◆ INSTRUCTIONS FOR THE TASK ◆
Give the listing again in full, exactly as written.
Begin
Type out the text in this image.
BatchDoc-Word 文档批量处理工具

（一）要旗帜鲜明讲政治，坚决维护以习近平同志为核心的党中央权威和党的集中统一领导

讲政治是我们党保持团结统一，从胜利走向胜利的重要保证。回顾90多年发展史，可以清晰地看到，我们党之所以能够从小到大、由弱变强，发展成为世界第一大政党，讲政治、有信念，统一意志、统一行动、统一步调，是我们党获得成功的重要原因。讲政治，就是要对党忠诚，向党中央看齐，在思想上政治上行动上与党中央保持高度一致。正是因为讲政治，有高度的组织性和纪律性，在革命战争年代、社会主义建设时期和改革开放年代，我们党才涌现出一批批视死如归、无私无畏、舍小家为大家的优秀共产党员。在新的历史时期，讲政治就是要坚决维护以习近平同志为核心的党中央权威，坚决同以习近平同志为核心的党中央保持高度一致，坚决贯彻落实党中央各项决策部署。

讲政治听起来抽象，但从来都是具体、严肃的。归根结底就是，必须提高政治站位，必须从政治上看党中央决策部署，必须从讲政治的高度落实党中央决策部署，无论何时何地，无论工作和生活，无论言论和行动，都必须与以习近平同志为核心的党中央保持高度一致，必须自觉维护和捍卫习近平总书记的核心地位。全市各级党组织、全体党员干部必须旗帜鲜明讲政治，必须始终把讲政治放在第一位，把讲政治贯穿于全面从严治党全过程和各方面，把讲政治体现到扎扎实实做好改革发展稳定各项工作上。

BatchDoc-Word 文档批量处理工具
End
◆ WRITTEN ANSWER ◆
Type out the text in this image.
BatchDoc-Word 文档批量处理工具

（一）要旗帜鲜明讲政治，坚决维护以习近平同志为核心的党中央权威和党的集中统一领导

讲政治是我们党保持团结统一，从胜利走向胜利的重要保证。回顾90多年发展史，可以清晰地看到，我们党之所以能够从小到大、由弱变强，发展成为世界第一大政党，讲政治、有信念，统一意志、统一行动、统一步调，是我们党获得成功的重要原因。讲政治，就是要对党忠诚，向党中央看齐，在思想上政治上行动上与党中央保持高度一致。正是因为讲政治，有高度的组织性和纪律性，在革命战争年代、社会主义建设时期和改革开放年代，我们党才涌现出一批批视死如归、无私无畏、舍小家为大家的优秀共产党员。在新的历史时期，讲政治就是要坚决维护以习近平同志为核心的党中央权威，坚决同以习近平同志为核心的党中央保持高度一致，坚决贯彻落实党中央各项决策部署。

讲政治听起来抽象，但从来都是具体、严肃的。归根结底就是，必须提高政治站位，必须从政治上看党中央决策部署，必须从讲政治的高度落实党中央决策部署，无论何时何地，无论工作和生活，无论言论和行动，都必须与以习近平同志为核心的党中央保持高度一致，必须自觉维护和捍卫习近平总书记的核心地位。全市各级党组织、全体党员干部必须旗帜鲜明讲政治，必须始终把讲政治放在第一位，把讲政治贯穿于全面从严治党全过程和各方面，把讲政治体现到扎扎实实做好改革发展稳定各项工作上。

BatchDoc-Word 文档批量处理工具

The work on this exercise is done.